#### Challenge:
Output the material beneath this task exactly, images excluded.

#### Records for the task:

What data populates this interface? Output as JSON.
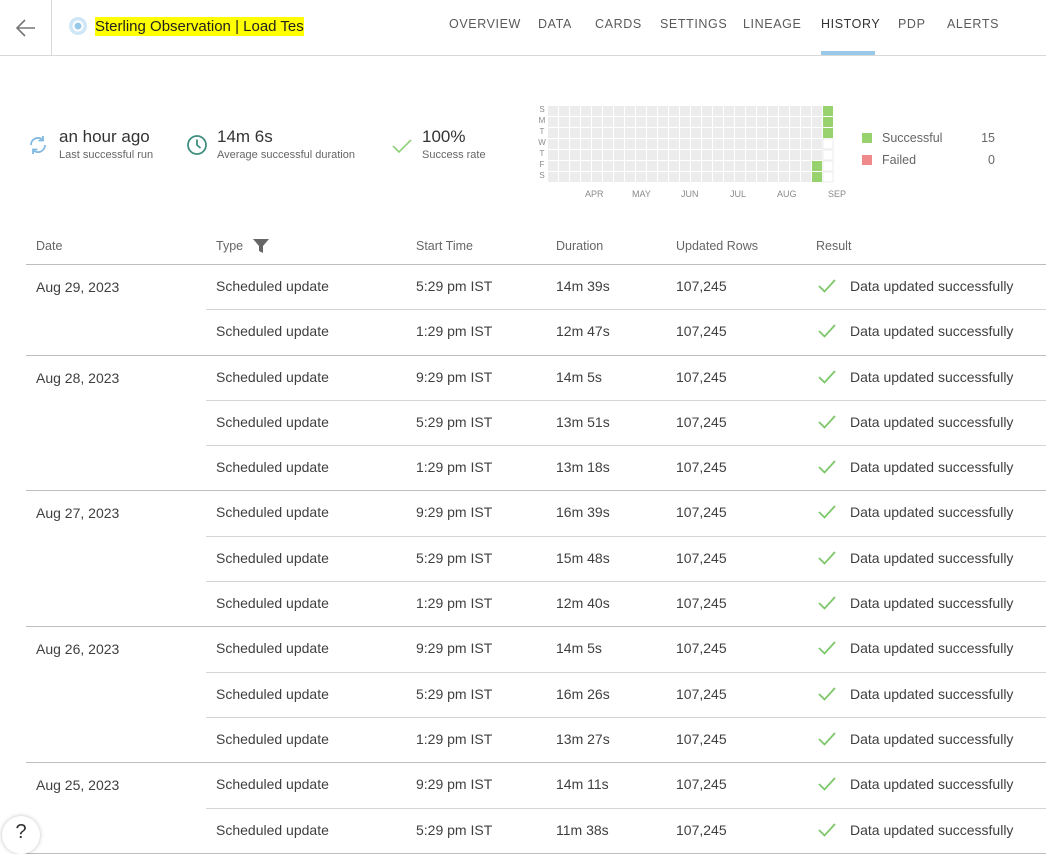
{
  "header": {
    "title": "Sterling Observation | Load Tes",
    "tabs": [
      "OVERVIEW",
      "DATA",
      "CARDS",
      "SETTINGS",
      "LINEAGE",
      "HISTORY",
      "PDP",
      "ALERTS"
    ],
    "active_tab": "HISTORY"
  },
  "stats": {
    "last_run": {
      "value": "an hour ago",
      "label": "Last successful run"
    },
    "avg_duration": {
      "value": "14m 6s",
      "label": "Average successful duration"
    },
    "success_rate": {
      "value": "100%",
      "label": "Success rate"
    }
  },
  "heatmap": {
    "days": [
      "S",
      "M",
      "T",
      "W",
      "T",
      "F",
      "S"
    ],
    "months": [
      "APR",
      "MAY",
      "JUN",
      "JUL",
      "AUG",
      "SEP"
    ],
    "legend": [
      {
        "name": "Successful",
        "count": "15",
        "color": "#98d26f"
      },
      {
        "name": "Failed",
        "count": "0",
        "color": "#f08a8a"
      }
    ]
  },
  "table": {
    "headers": {
      "date": "Date",
      "type": "Type",
      "start": "Start Time",
      "duration": "Duration",
      "rows": "Updated Rows",
      "result": "Result"
    },
    "groups": [
      {
        "date": "Aug 29, 2023",
        "rows": [
          {
            "type": "Scheduled update",
            "start": "5:29 pm IST",
            "duration": "14m 39s",
            "rows": "107,245",
            "result": "Data updated successfully"
          },
          {
            "type": "Scheduled update",
            "start": "1:29 pm IST",
            "duration": "12m 47s",
            "rows": "107,245",
            "result": "Data updated successfully"
          }
        ]
      },
      {
        "date": "Aug 28, 2023",
        "rows": [
          {
            "type": "Scheduled update",
            "start": "9:29 pm IST",
            "duration": "14m 5s",
            "rows": "107,245",
            "result": "Data updated successfully"
          },
          {
            "type": "Scheduled update",
            "start": "5:29 pm IST",
            "duration": "13m 51s",
            "rows": "107,245",
            "result": "Data updated successfully"
          },
          {
            "type": "Scheduled update",
            "start": "1:29 pm IST",
            "duration": "13m 18s",
            "rows": "107,245",
            "result": "Data updated successfully"
          }
        ]
      },
      {
        "date": "Aug 27, 2023",
        "rows": [
          {
            "type": "Scheduled update",
            "start": "9:29 pm IST",
            "duration": "16m 39s",
            "rows": "107,245",
            "result": "Data updated successfully"
          },
          {
            "type": "Scheduled update",
            "start": "5:29 pm IST",
            "duration": "15m 48s",
            "rows": "107,245",
            "result": "Data updated successfully"
          },
          {
            "type": "Scheduled update",
            "start": "1:29 pm IST",
            "duration": "12m 40s",
            "rows": "107,245",
            "result": "Data updated successfully"
          }
        ]
      },
      {
        "date": "Aug 26, 2023",
        "rows": [
          {
            "type": "Scheduled update",
            "start": "9:29 pm IST",
            "duration": "14m 5s",
            "rows": "107,245",
            "result": "Data updated successfully"
          },
          {
            "type": "Scheduled update",
            "start": "5:29 pm IST",
            "duration": "16m 26s",
            "rows": "107,245",
            "result": "Data updated successfully"
          },
          {
            "type": "Scheduled update",
            "start": "1:29 pm IST",
            "duration": "13m 27s",
            "rows": "107,245",
            "result": "Data updated successfully"
          }
        ]
      },
      {
        "date": "Aug 25, 2023",
        "rows": [
          {
            "type": "Scheduled update",
            "start": "9:29 pm IST",
            "duration": "14m 11s",
            "rows": "107,245",
            "result": "Data updated successfully"
          },
          {
            "type": "Scheduled update",
            "start": "5:29 pm IST",
            "duration": "11m 38s",
            "rows": "107,245",
            "result": "Data updated successfully"
          }
        ]
      }
    ]
  },
  "help": {
    "label": "?"
  },
  "colors": {
    "accent": "#99c9e8",
    "success": "#98d26f",
    "check": "#7cc86a",
    "highlight": "#ffff00"
  }
}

#### Final result:
What data populates this interface? Output as JSON.
{
  "header": {
    "title": "Sterling Observation | Load Tes",
    "tabs": [
      "OVERVIEW",
      "DATA",
      "CARDS",
      "SETTINGS",
      "LINEAGE",
      "HISTORY",
      "PDP",
      "ALERTS"
    ],
    "active_tab": "HISTORY"
  },
  "stats": {
    "last_run": {
      "value": "an hour ago",
      "label": "Last successful run"
    },
    "avg_duration": {
      "value": "14m 6s",
      "label": "Average successful duration"
    },
    "success_rate": {
      "value": "100%",
      "label": "Success rate"
    }
  },
  "heatmap": {
    "days": [
      "S",
      "M",
      "T",
      "W",
      "T",
      "F",
      "S"
    ],
    "months": [
      "APR",
      "MAY",
      "JUN",
      "JUL",
      "AUG",
      "SEP"
    ],
    "legend": [
      {
        "name": "Successful",
        "count": "15",
        "color": "#98d26f"
      },
      {
        "name": "Failed",
        "count": "0",
        "color": "#f08a8a"
      }
    ]
  },
  "table": {
    "headers": {
      "date": "Date",
      "type": "Type",
      "start": "Start Time",
      "duration": "Duration",
      "rows": "Updated Rows",
      "result": "Result"
    },
    "groups": [
      {
        "date": "Aug 29, 2023",
        "rows": [
          {
            "type": "Scheduled update",
            "start": "5:29 pm IST",
            "duration": "14m 39s",
            "rows": "107,245",
            "result": "Data updated successfully"
          },
          {
            "type": "Scheduled update",
            "start": "1:29 pm IST",
            "duration": "12m 47s",
            "rows": "107,245",
            "result": "Data updated successfully"
          }
        ]
      },
      {
        "date": "Aug 28, 2023",
        "rows": [
          {
            "type": "Scheduled update",
            "start": "9:29 pm IST",
            "duration": "14m 5s",
            "rows": "107,245",
            "result": "Data updated successfully"
          },
          {
            "type": "Scheduled update",
            "start": "5:29 pm IST",
            "duration": "13m 51s",
            "rows": "107,245",
            "result": "Data updated successfully"
          },
          {
            "type": "Scheduled update",
            "start": "1:29 pm IST",
            "duration": "13m 18s",
            "rows": "107,245",
            "result": "Data updated successfully"
          }
        ]
      },
      {
        "date": "Aug 27, 2023",
        "rows": [
          {
            "type": "Scheduled update",
            "start": "9:29 pm IST",
            "duration": "16m 39s",
            "rows": "107,245",
            "result": "Data updated successfully"
          },
          {
            "type": "Scheduled update",
            "start": "5:29 pm IST",
            "duration": "15m 48s",
            "rows": "107,245",
            "result": "Data updated successfully"
          },
          {
            "type": "Scheduled update",
            "start": "1:29 pm IST",
            "duration": "12m 40s",
            "rows": "107,245",
            "result": "Data updated successfully"
          }
        ]
      },
      {
        "date": "Aug 26, 2023",
        "rows": [
          {
            "type": "Scheduled update",
            "start": "9:29 pm IST",
            "duration": "14m 5s",
            "rows": "107,245",
            "result": "Data updated successfully"
          },
          {
            "type": "Scheduled update",
            "start": "5:29 pm IST",
            "duration": "16m 26s",
            "rows": "107,245",
            "result": "Data updated successfully"
          },
          {
            "type": "Scheduled update",
            "start": "1:29 pm IST",
            "duration": "13m 27s",
            "rows": "107,245",
            "result": "Data updated successfully"
          }
        ]
      },
      {
        "date": "Aug 25, 2023",
        "rows": [
          {
            "type": "Scheduled update",
            "start": "9:29 pm IST",
            "duration": "14m 11s",
            "rows": "107,245",
            "result": "Data updated successfully"
          },
          {
            "type": "Scheduled update",
            "start": "5:29 pm IST",
            "duration": "11m 38s",
            "rows": "107,245",
            "result": "Data updated successfully"
          }
        ]
      }
    ]
  },
  "help": {
    "label": "?"
  },
  "colors": {
    "accent": "#99c9e8",
    "success": "#98d26f",
    "check": "#7cc86a",
    "highlight": "#ffff00"
  }
}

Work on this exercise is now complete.